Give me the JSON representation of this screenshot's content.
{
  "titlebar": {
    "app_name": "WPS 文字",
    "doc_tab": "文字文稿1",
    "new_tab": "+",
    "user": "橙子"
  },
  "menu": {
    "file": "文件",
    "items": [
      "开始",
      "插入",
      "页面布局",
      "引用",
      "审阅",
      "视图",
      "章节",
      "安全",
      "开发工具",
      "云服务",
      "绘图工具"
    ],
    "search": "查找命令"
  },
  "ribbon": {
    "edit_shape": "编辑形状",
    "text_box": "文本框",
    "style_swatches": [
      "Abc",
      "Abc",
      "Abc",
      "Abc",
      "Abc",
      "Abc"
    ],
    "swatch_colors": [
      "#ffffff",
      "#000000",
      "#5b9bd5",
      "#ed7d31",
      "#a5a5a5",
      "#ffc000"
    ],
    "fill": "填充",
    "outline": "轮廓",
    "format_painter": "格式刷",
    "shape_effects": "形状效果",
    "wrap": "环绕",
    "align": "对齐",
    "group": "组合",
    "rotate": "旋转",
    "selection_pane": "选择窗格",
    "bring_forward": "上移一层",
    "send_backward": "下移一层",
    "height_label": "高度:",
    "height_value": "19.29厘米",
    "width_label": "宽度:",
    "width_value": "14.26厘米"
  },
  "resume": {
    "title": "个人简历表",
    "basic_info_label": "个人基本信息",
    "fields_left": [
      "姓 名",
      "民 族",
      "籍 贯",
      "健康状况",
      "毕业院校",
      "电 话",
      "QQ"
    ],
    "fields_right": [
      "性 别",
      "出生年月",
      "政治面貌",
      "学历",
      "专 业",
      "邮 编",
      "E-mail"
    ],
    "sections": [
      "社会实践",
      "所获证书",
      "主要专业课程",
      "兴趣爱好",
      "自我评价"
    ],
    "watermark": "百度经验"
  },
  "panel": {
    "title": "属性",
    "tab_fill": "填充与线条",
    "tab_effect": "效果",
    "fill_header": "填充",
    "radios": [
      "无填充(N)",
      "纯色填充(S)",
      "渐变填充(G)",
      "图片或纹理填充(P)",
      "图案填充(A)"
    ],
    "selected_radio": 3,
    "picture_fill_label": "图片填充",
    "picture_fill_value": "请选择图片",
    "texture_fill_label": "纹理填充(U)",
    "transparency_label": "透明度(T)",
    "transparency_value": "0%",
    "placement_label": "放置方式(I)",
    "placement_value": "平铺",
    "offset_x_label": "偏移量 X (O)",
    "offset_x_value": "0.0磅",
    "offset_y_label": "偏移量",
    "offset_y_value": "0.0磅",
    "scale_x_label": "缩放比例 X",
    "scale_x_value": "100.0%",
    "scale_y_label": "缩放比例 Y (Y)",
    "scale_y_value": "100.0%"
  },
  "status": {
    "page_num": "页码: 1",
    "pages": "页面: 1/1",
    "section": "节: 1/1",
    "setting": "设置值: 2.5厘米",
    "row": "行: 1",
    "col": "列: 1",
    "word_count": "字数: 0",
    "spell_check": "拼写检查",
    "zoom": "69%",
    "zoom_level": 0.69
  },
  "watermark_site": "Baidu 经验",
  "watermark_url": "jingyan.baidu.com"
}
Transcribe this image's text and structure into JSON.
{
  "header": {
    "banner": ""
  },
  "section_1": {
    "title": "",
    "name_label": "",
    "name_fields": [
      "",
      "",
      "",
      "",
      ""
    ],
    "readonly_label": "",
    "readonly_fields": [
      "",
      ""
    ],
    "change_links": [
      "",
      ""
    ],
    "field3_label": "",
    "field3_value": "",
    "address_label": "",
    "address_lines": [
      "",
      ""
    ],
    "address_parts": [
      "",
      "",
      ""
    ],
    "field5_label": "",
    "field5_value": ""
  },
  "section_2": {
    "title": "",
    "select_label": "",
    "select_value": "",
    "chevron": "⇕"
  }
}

| PROMPT |
Set down, exactly and in full, the lines from the one containing "Transcribe this image's" through the end of the entries; no other line belongs.

| FINAL RESULT |
Transcribe this image's text and structure into JSON.
{
  "header": {
    "banner": ""
  },
  "section_1": {
    "title": "",
    "name_label": "",
    "name_fields": [
      "",
      "",
      "",
      "",
      ""
    ],
    "readonly_label": "",
    "readonly_fields": [
      "",
      ""
    ],
    "change_links": [
      "",
      ""
    ],
    "field3_label": "",
    "field3_value": "",
    "address_label": "",
    "address_lines": [
      "",
      ""
    ],
    "address_parts": [
      "",
      "",
      ""
    ],
    "field5_label": "",
    "field5_value": ""
  },
  "section_2": {
    "title": "",
    "select_label": "",
    "select_value": "",
    "chevron": "⇕"
  }
}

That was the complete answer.